* RECORD EXTRACTS
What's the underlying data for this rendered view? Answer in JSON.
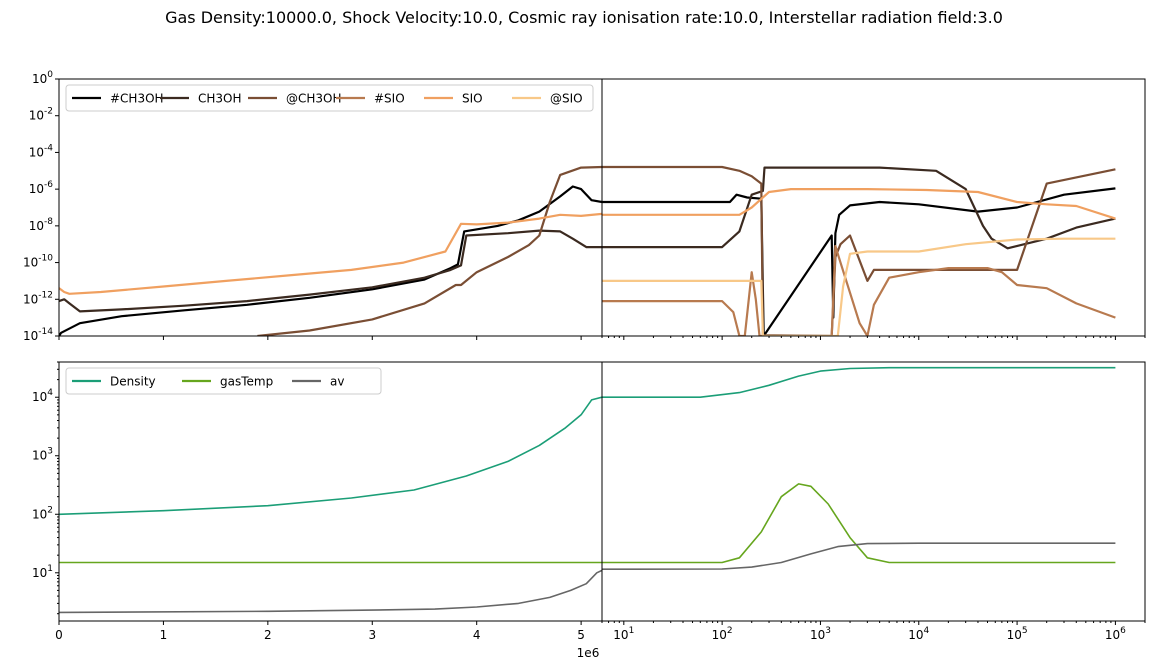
{
  "suptitle": "Gas Density:10000.0, Shock Velocity:10.0, Cosmic ray ionisation rate:10.0, Interstellar radiation field:3.0",
  "chart_data": [
    {
      "panel": "top-left",
      "type": "line",
      "xscale": "linear",
      "yscale": "log",
      "xlim": [
        0,
        5200000.0
      ],
      "ylim": [
        1e-14,
        1
      ],
      "yticks": [
        "10^0",
        "10^-2",
        "10^-4",
        "10^-6",
        "10^-8",
        "10^-10",
        "10^-12",
        "10^-14"
      ],
      "legend_placement": "top-left",
      "series": [
        {
          "name": "#CH3OH",
          "color": "#000000",
          "points": [
            [
              0,
              1e-14
            ],
            [
              0.02,
              1.5e-14
            ],
            [
              0.2,
              5e-14
            ],
            [
              0.6,
              1.2e-13
            ],
            [
              1.2,
              2.5e-13
            ],
            [
              1.8,
              5e-13
            ],
            [
              2.4,
              1.2e-12
            ],
            [
              3.0,
              3.5e-12
            ],
            [
              3.5,
              1.2e-11
            ],
            [
              3.75,
              5e-11
            ],
            [
              3.82,
              8e-11
            ],
            [
              3.88,
              5e-09
            ],
            [
              4.2,
              1e-08
            ],
            [
              4.4,
              2e-08
            ],
            [
              4.6,
              6e-08
            ],
            [
              4.8,
              4e-07
            ],
            [
              4.92,
              1.4e-06
            ],
            [
              5.0,
              1e-06
            ],
            [
              5.1,
              2.5e-07
            ],
            [
              5.2,
              2e-07
            ]
          ]
        },
        {
          "name": "CH3OH",
          "color": "#3b2a20",
          "points": [
            [
              0,
              8e-13
            ],
            [
              0.05,
              1e-12
            ],
            [
              0.1,
              6e-13
            ],
            [
              0.2,
              2.2e-13
            ],
            [
              0.6,
              2.8e-13
            ],
            [
              1.2,
              4.5e-13
            ],
            [
              1.8,
              8e-13
            ],
            [
              2.4,
              1.8e-12
            ],
            [
              3.0,
              4.5e-12
            ],
            [
              3.5,
              1.5e-11
            ],
            [
              3.75,
              4e-11
            ],
            [
              3.85,
              7e-11
            ],
            [
              3.9,
              3e-09
            ],
            [
              4.3,
              4e-09
            ],
            [
              4.6,
              5.5e-09
            ],
            [
              4.8,
              5e-09
            ],
            [
              4.92,
              2e-09
            ],
            [
              5.05,
              7e-10
            ],
            [
              5.2,
              7e-10
            ]
          ]
        },
        {
          "name": "@CH3OH",
          "color": "#7a4e34",
          "points": [
            [
              1.9,
              1e-14
            ],
            [
              2.4,
              2e-14
            ],
            [
              3.0,
              8e-14
            ],
            [
              3.5,
              6e-13
            ],
            [
              3.8,
              6e-12
            ],
            [
              3.85,
              6e-12
            ],
            [
              4.0,
              3e-11
            ],
            [
              4.3,
              2e-10
            ],
            [
              4.5,
              9e-10
            ],
            [
              4.6,
              3e-09
            ],
            [
              4.7,
              2e-07
            ],
            [
              4.8,
              6e-06
            ],
            [
              5.0,
              1.5e-05
            ],
            [
              5.2,
              1.6e-05
            ]
          ]
        },
        {
          "name": "#SIO",
          "color": "#b87a4f",
          "points": []
        },
        {
          "name": "SIO",
          "color": "#f0a060",
          "points": [
            [
              0,
              4e-12
            ],
            [
              0.05,
              2.5e-12
            ],
            [
              0.1,
              2e-12
            ],
            [
              0.4,
              2.5e-12
            ],
            [
              1.0,
              5e-12
            ],
            [
              1.6,
              1e-11
            ],
            [
              2.2,
              2e-11
            ],
            [
              2.8,
              4e-11
            ],
            [
              3.3,
              1e-10
            ],
            [
              3.7,
              4e-10
            ],
            [
              3.85,
              1.3e-08
            ],
            [
              4.0,
              1.2e-08
            ],
            [
              4.3,
              1.5e-08
            ],
            [
              4.6,
              2.5e-08
            ],
            [
              4.8,
              4e-08
            ],
            [
              5.0,
              3.5e-08
            ],
            [
              5.2,
              4.5e-08
            ]
          ]
        },
        {
          "name": "@SIO",
          "color": "#f8c888",
          "points": []
        }
      ]
    },
    {
      "panel": "top-right",
      "type": "line",
      "xscale": "log",
      "yscale": "log",
      "xlim": [
        6,
        2000000.0
      ],
      "ylim": [
        1e-14,
        1
      ],
      "series": [
        {
          "name": "#CH3OH",
          "color": "#000000",
          "points": [
            [
              6,
              2e-07
            ],
            [
              120,
              2e-07
            ],
            [
              140,
              5e-07
            ],
            [
              180,
              3.5e-07
            ],
            [
              250,
              3e-07
            ],
            [
              265,
              1e-14
            ],
            [
              1300,
              3e-09
            ],
            [
              1350,
              1e-13
            ],
            [
              1420,
              4e-09
            ],
            [
              1550,
              4e-08
            ],
            [
              2000,
              1.3e-07
            ],
            [
              4000,
              2e-07
            ],
            [
              10000,
              1.5e-07
            ],
            [
              40000,
              6e-08
            ],
            [
              100000,
              1e-07
            ],
            [
              300000,
              5e-07
            ],
            [
              1000000,
              1.1e-06
            ]
          ]
        },
        {
          "name": "CH3OH",
          "color": "#3b2a20",
          "points": [
            [
              6,
              7e-10
            ],
            [
              100,
              7e-10
            ],
            [
              150,
              5e-09
            ],
            [
              200,
              5e-07
            ],
            [
              260,
              8e-07
            ],
            [
              270,
              1.5e-05
            ],
            [
              4000,
              1.5e-05
            ],
            [
              15000,
              1e-05
            ],
            [
              30000,
              1e-06
            ],
            [
              45000,
              1e-08
            ],
            [
              55000,
              2e-09
            ],
            [
              80000,
              6e-10
            ],
            [
              200000,
              2e-09
            ],
            [
              400000,
              8e-09
            ],
            [
              1000000,
              2.5e-08
            ]
          ]
        },
        {
          "name": "@CH3OH",
          "color": "#7a4e34",
          "points": [
            [
              6,
              1.6e-05
            ],
            [
              100,
              1.6e-05
            ],
            [
              150,
              1e-05
            ],
            [
              200,
              5e-06
            ],
            [
              250,
              2e-06
            ],
            [
              260,
              1.1e-14
            ],
            [
              1300,
              1e-14
            ],
            [
              1420,
              2e-10
            ],
            [
              1600,
              1e-09
            ],
            [
              2000,
              3e-09
            ],
            [
              3000,
              1e-11
            ],
            [
              3500,
              4e-11
            ],
            [
              100000,
              4e-11
            ],
            [
              200000,
              2e-06
            ],
            [
              1000000,
              1.2e-05
            ]
          ]
        },
        {
          "name": "#SIO",
          "color": "#b87a4f",
          "points": [
            [
              6,
              8e-13
            ],
            [
              100,
              8e-13
            ],
            [
              130,
              2e-13
            ],
            [
              150,
              1e-14
            ],
            [
              170,
              1e-14
            ],
            [
              200,
              3e-11
            ],
            [
              220,
              1e-12
            ],
            [
              240,
              1e-14
            ],
            [
              1300,
              1e-14
            ],
            [
              1420,
              8e-10
            ],
            [
              1600,
              1e-10
            ],
            [
              2500,
              5e-14
            ],
            [
              3000,
              1e-14
            ],
            [
              3500,
              5e-13
            ],
            [
              5000,
              1.5e-11
            ],
            [
              10000,
              3e-11
            ],
            [
              20000,
              5e-11
            ],
            [
              50000,
              5e-11
            ],
            [
              70000,
              3e-11
            ],
            [
              100000,
              6e-12
            ],
            [
              200000,
              4e-12
            ],
            [
              400000,
              6e-13
            ],
            [
              1000000,
              1e-13
            ]
          ]
        },
        {
          "name": "SIO",
          "color": "#f0a060",
          "points": [
            [
              6,
              4e-08
            ],
            [
              150,
              4e-08
            ],
            [
              200,
              1e-07
            ],
            [
              300,
              7e-07
            ],
            [
              500,
              1e-06
            ],
            [
              3000,
              1e-06
            ],
            [
              12000,
              9e-07
            ],
            [
              40000,
              7e-07
            ],
            [
              100000,
              2e-07
            ],
            [
              200000,
              1.5e-07
            ],
            [
              400000,
              1.2e-07
            ],
            [
              1000000,
              2.5e-08
            ]
          ]
        },
        {
          "name": "@SIO",
          "color": "#f8c888",
          "points": [
            [
              6,
              1e-11
            ],
            [
              250,
              1e-11
            ],
            [
              260,
              1e-14
            ],
            [
              1500,
              1e-14
            ],
            [
              1700,
              5e-12
            ],
            [
              2000,
              3e-10
            ],
            [
              3000,
              4e-10
            ],
            [
              10000,
              4e-10
            ],
            [
              30000,
              1e-09
            ],
            [
              100000,
              1.8e-09
            ],
            [
              300000,
              2e-09
            ],
            [
              1000000,
              2e-09
            ]
          ]
        }
      ]
    },
    {
      "panel": "bottom-left",
      "type": "line",
      "xscale": "linear",
      "yscale": "log",
      "xlim": [
        0,
        5200000.0
      ],
      "ylim": [
        1.5,
        40000
      ],
      "xticks": [
        "0",
        "1",
        "2",
        "3",
        "4",
        "5"
      ],
      "x_offset_label": "1e6",
      "yticks": [
        "10^4",
        "10^3",
        "10^2",
        "10^1"
      ],
      "legend_placement": "top-left",
      "series": [
        {
          "name": "Density",
          "color": "#1b9e77",
          "points": [
            [
              0,
              100
            ],
            [
              1.0,
              115
            ],
            [
              2.0,
              140
            ],
            [
              2.8,
              190
            ],
            [
              3.4,
              260
            ],
            [
              3.9,
              450
            ],
            [
              4.3,
              800
            ],
            [
              4.6,
              1500
            ],
            [
              4.85,
              3000
            ],
            [
              5.0,
              5000
            ],
            [
              5.1,
              9000
            ],
            [
              5.2,
              10000.0
            ]
          ]
        },
        {
          "name": "gasTemp",
          "color": "#66a61e",
          "points": [
            [
              0,
              15
            ],
            [
              5.2,
              15
            ]
          ]
        },
        {
          "name": "av",
          "color": "#666666",
          "points": [
            [
              0,
              2.1
            ],
            [
              2.0,
              2.2
            ],
            [
              3.0,
              2.3
            ],
            [
              3.6,
              2.4
            ],
            [
              4.0,
              2.6
            ],
            [
              4.4,
              3.0
            ],
            [
              4.7,
              3.8
            ],
            [
              4.9,
              5.0
            ],
            [
              5.05,
              6.5
            ],
            [
              5.15,
              10
            ],
            [
              5.2,
              11
            ]
          ]
        }
      ]
    },
    {
      "panel": "bottom-right",
      "type": "line",
      "xscale": "log",
      "yscale": "log",
      "xlim": [
        6,
        2000000.0
      ],
      "ylim": [
        1.5,
        40000
      ],
      "xticks": [
        "10^1",
        "10^2",
        "10^3",
        "10^4",
        "10^5",
        "10^6"
      ],
      "series": [
        {
          "name": "Density",
          "color": "#1b9e77",
          "points": [
            [
              6,
              10000.0
            ],
            [
              60,
              10000.0
            ],
            [
              150,
              12000.0
            ],
            [
              300,
              16000.0
            ],
            [
              600,
              23000.0
            ],
            [
              1000,
              28000.0
            ],
            [
              2000,
              31000.0
            ],
            [
              5000,
              32000.0
            ],
            [
              1000000,
              32000.0
            ]
          ]
        },
        {
          "name": "gasTemp",
          "color": "#66a61e",
          "points": [
            [
              6,
              15
            ],
            [
              100,
              15
            ],
            [
              150,
              18
            ],
            [
              250,
              50
            ],
            [
              400,
              200
            ],
            [
              600,
              330
            ],
            [
              800,
              300
            ],
            [
              1200,
              150
            ],
            [
              2000,
              40
            ],
            [
              3000,
              18
            ],
            [
              5000,
              15
            ],
            [
              1000000,
              15
            ]
          ]
        },
        {
          "name": "av",
          "color": "#666666",
          "points": [
            [
              6,
              11.5
            ],
            [
              100,
              11.6
            ],
            [
              200,
              12.5
            ],
            [
              400,
              15
            ],
            [
              800,
              21
            ],
            [
              1500,
              28
            ],
            [
              3000,
              31.5
            ],
            [
              10000,
              32
            ],
            [
              1000000,
              32
            ]
          ]
        }
      ]
    }
  ]
}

* WORK TO COMPLETE
Your answer should be one number: how many lines of the listing include the word "bottom".

* EXERCISE OUTPUT
2